_Task requirements_:
Arrange every line of the items below as a Markdown table with two columns, Row for the row number and Text for the line itself. Omit blank lines and leave out the pictures.

_Records for the task_:
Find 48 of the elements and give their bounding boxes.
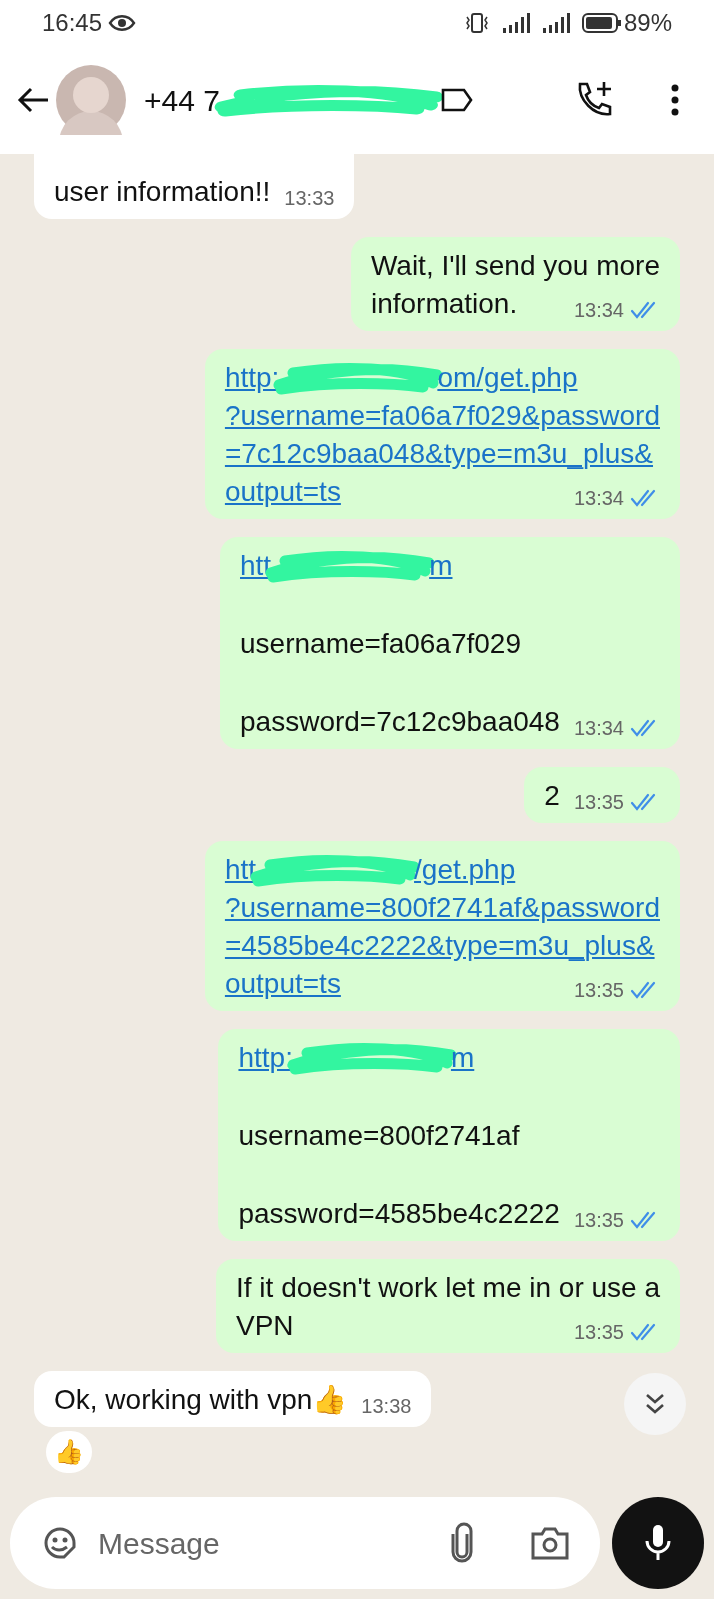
link[interactable]: output=ts	[224, 473, 341, 511]
contact-name[interactable]: +44 7	[144, 77, 438, 123]
link[interactable]: =7c12c9baa048&type=m3u_plus&	[224, 435, 653, 473]
message-input[interactable]: Message	[98, 1520, 450, 1566]
message-text: username=fa06a7f029	[240, 627, 521, 661]
more-options-icon[interactable]	[670, 84, 680, 116]
link[interactable]: m	[450, 1039, 475, 1077]
back-arrow-icon[interactable]	[16, 86, 50, 114]
double-chevron-icon	[644, 1392, 666, 1416]
link[interactable]: ?username=800f2741af&password	[224, 889, 660, 927]
message-text: password=4585be4c2222	[238, 1197, 560, 1231]
message-time: 13:34	[573, 716, 624, 741]
signal-icon	[501, 12, 530, 34]
message-time: 13:35	[573, 790, 624, 815]
link[interactable]: http:	[238, 1039, 293, 1077]
message-time: 13:33	[284, 186, 335, 211]
vibrate-icon	[463, 12, 490, 34]
message-text: username=800f2741af	[238, 1119, 520, 1153]
link[interactable]: =4585be4c2222&type=m3u_plus&	[224, 927, 655, 965]
label-icon[interactable]	[439, 87, 474, 113]
message-text: VPN	[236, 1309, 294, 1343]
message-text: password=7c12c9baa048	[240, 705, 560, 739]
message-text: Ok, working with vpn👍	[54, 1383, 348, 1417]
link[interactable]: http:	[224, 359, 280, 397]
battery-percentage: 89%	[623, 8, 672, 38]
message-text: Wait, I'll send you more	[370, 249, 660, 283]
link[interactable]: ?username=fa06a7f029&password	[224, 397, 660, 435]
message-text: If it doesn't work let me in or use a	[236, 1271, 660, 1305]
link[interactable]: om/get.php	[437, 359, 578, 397]
message-field[interactable]: Message	[10, 1497, 600, 1589]
paperclip-icon[interactable]	[450, 1522, 474, 1564]
battery-icon	[581, 12, 622, 34]
message-text: information.	[370, 287, 518, 321]
signal-icon	[541, 12, 570, 34]
message-time: 13:38	[361, 1394, 412, 1419]
eye-icon	[108, 13, 137, 33]
status-time: 16:45	[42, 8, 103, 38]
link[interactable]: output=ts	[224, 965, 341, 1003]
message-time: 13:35	[573, 1208, 624, 1233]
camera-icon[interactable]	[530, 1525, 570, 1561]
message-time: 13:34	[573, 486, 624, 511]
message-time: 13:34	[573, 298, 624, 323]
message-time: 13:35	[573, 1320, 624, 1345]
message-text: 2	[544, 779, 560, 813]
message-time: 13:35	[573, 978, 624, 1003]
message-text: user information!!	[54, 175, 271, 209]
link[interactable]: m	[429, 547, 453, 585]
microphone-icon	[645, 1524, 671, 1562]
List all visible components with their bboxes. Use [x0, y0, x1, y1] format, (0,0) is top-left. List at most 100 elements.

_Exercise answer_:
| Row | Text |
|---|---|
| 1 | Find 48 of the elements and give their bounding boxes. |
| 2 | link[interactable]: output=ts	[224, 473, 341, 511] |
| 3 | contact-name[interactable]: +44 7	[144, 77, 438, 123] |
| 4 | link[interactable]: =7c12c9baa048&type=m3u_plus&	[224, 435, 653, 473] |
| 5 | message-input[interactable]: Message	[98, 1520, 450, 1566] |
| 6 | message-text: username=fa06a7f029	[240, 627, 521, 661] |
| 7 | more-options-icon[interactable]	[670, 84, 680, 116] |
| 8 | link[interactable]: m	[450, 1039, 475, 1077] |
| 9 | back-arrow-icon[interactable]	[16, 86, 50, 114] |
| 10 | double-chevron-icon	[644, 1392, 666, 1416] |
| 11 | link[interactable]: ?username=800f2741af&password	[224, 889, 660, 927] |
| 12 | message-text: password=4585be4c2222	[238, 1197, 560, 1231] |
| 13 | message-time: 13:34	[573, 716, 624, 741] |
| 14 | signal-icon	[501, 12, 530, 34] |
| 15 | message-time: 13:35	[573, 790, 624, 815] |
| 16 | link[interactable]: http:	[238, 1039, 293, 1077] |
| 17 | message-time: 13:33	[284, 186, 335, 211] |
| 18 | vibrate-icon	[463, 12, 490, 34] |
| 19 | message-text: username=800f2741af	[238, 1119, 520, 1153] |
| 20 | link[interactable]: =4585be4c2222&type=m3u_plus&	[224, 927, 655, 965] |
| 21 | label-icon[interactable]	[439, 87, 474, 113] |
| 22 | message-text: VPN	[236, 1309, 294, 1343] |
| 23 | message-text: password=7c12c9baa048	[240, 705, 560, 739] |
| 24 | message-text: Ok, working with vpn👍	[54, 1383, 348, 1417] |
| 25 | link[interactable]: http:	[224, 359, 280, 397] |
| 26 | battery-percentage: 89%	[623, 8, 672, 38] |
| 27 | message-text: Wait, I'll send you more	[370, 249, 660, 283] |
| 28 | link[interactable]: ?username=fa06a7f029&password	[224, 397, 660, 435] |
| 29 | message-text: If it doesn't work let me in or use a	[236, 1271, 660, 1305] |
| 30 | link[interactable]: om/get.php	[437, 359, 578, 397] |
| 31 | message-field[interactable]: Message	[10, 1497, 600, 1589] |
| 32 | paperclip-icon[interactable]	[450, 1522, 474, 1564] |
| 33 | battery-icon	[581, 12, 622, 34] |
| 34 | message-text: information.	[370, 287, 518, 321] |
| 35 | signal-icon	[541, 12, 570, 34] |
| 36 | message-time: 13:38	[361, 1394, 412, 1419] |
| 37 | eye-icon	[108, 13, 137, 33] |
| 38 | status-time: 16:45	[42, 8, 103, 38] |
| 39 | link[interactable]: output=ts	[224, 965, 341, 1003] |
| 40 | message-time: 13:35	[573, 1208, 624, 1233] |
| 41 | camera-icon[interactable]	[530, 1525, 570, 1561] |
| 42 | message-time: 13:34	[573, 486, 624, 511] |
| 43 | message-time: 13:34	[573, 298, 624, 323] |
| 44 | message-time: 13:35	[573, 1320, 624, 1345] |
| 45 | message-text: 2	[544, 779, 560, 813] |
| 46 | message-time: 13:35	[573, 978, 624, 1003] |
| 47 | message-text: user information!!	[54, 175, 271, 209] |
| 48 | link[interactable]: m	[429, 547, 453, 585] |
| 49 | microphone-icon	[645, 1524, 671, 1562] |
| 50 | List all visible components with their bboxes. Use [x0, y0, x1, y1] format, (0,0) is top-left. List at most 100 elements. |